------ RECORDS FOR THIS EXERCISE ------

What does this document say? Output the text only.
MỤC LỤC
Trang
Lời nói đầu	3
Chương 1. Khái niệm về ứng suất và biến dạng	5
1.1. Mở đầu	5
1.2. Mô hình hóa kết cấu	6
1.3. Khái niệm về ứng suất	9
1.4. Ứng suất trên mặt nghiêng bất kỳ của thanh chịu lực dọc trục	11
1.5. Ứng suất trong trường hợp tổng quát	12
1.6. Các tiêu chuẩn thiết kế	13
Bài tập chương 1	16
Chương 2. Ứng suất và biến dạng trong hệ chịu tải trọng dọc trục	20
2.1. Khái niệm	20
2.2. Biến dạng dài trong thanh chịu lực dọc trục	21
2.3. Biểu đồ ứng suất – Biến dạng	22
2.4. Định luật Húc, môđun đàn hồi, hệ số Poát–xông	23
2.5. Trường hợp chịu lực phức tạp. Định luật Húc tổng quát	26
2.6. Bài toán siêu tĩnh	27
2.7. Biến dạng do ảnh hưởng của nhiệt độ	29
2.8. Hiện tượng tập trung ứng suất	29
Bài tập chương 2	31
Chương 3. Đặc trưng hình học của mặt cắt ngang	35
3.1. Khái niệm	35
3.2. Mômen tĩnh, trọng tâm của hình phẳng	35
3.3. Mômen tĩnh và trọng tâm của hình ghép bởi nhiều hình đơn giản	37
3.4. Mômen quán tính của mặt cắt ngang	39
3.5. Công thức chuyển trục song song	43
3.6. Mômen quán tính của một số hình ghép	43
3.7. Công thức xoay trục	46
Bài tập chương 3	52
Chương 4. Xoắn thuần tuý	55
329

------

Check each line of the entries for the string "tĩnh". Copy the lines that have it.

2.6. Bài toán siêu tĩnh	27
3.2. Mômen tĩnh, trọng tâm của hình phẳng	35
3.3. Mômen tĩnh và trọng tâm của hình ghép bởi nhiều hình đơn giản	37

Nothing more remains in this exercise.